(SET TASK): Take every line where the string "ارتاح" appears and copy it.

-- BEGIN RECORD SET --

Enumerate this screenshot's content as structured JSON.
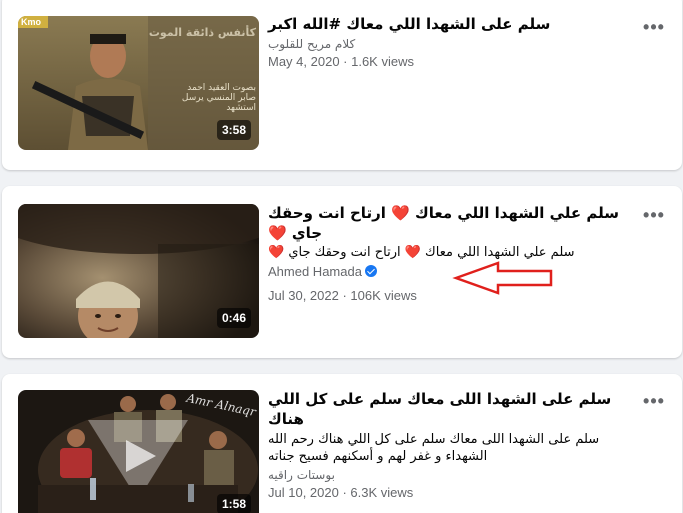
{
  "videos": [
    {
      "title": "سلم على الشهدا اللي معاك #الله اكبر",
      "description": "",
      "channel": "كلام مريح للقلوب",
      "verified": false,
      "date": "May 4, 2020",
      "views": "1.6K views",
      "separator": " · ",
      "duration": "3:58",
      "thumb_overlay_text": [
        "كأنفس ذائقة الموت",
        "بصوت العقيد احمد",
        "صابر المنسي يرسل",
        "استشهد"
      ],
      "thumb_logo": "Kmo"
    },
    {
      "title": "سلم علي الشهدا اللي معاك ❤️ ارتاح انت وحقك جاي ❤️",
      "description": "سلم علي الشهدا اللي معاك ❤️ ارتاح انت وحقك جاي ❤️",
      "channel": "Ahmed Hamada",
      "verified": true,
      "date": "Jul 30, 2022",
      "views": "106K views",
      "separator": " · ",
      "duration": "0:46"
    },
    {
      "title": "سلم على الشهدا اللى معاك سلم على كل اللي هناك",
      "description": "سلم على الشهدا اللى معاك سلم على كل اللي هناك رحم الله الشهداء و غفر لهم و أسكنهم فسيح جناته",
      "channel": "بوستات راقيه",
      "verified": false,
      "date": "Jul 10, 2020",
      "views": "6.3K views",
      "separator": " · ",
      "duration": "1:58",
      "thumb_watermark": "Amr Alnaqr"
    }
  ],
  "more_label": "•••",
  "colors": {
    "accent": "#1877f2",
    "arrow": "#e0201c",
    "background": "#f0f2f5"
  }
}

-- END RECORD SET --

(SOLVED PROBLEM):
      "title": "سلم علي الشهدا اللي معاك ❤️ ارتاح انت وحقك جاي ❤️",
      "description": "سلم علي الشهدا اللي معاك ❤️ ارتاح انت وحقك جاي ❤️",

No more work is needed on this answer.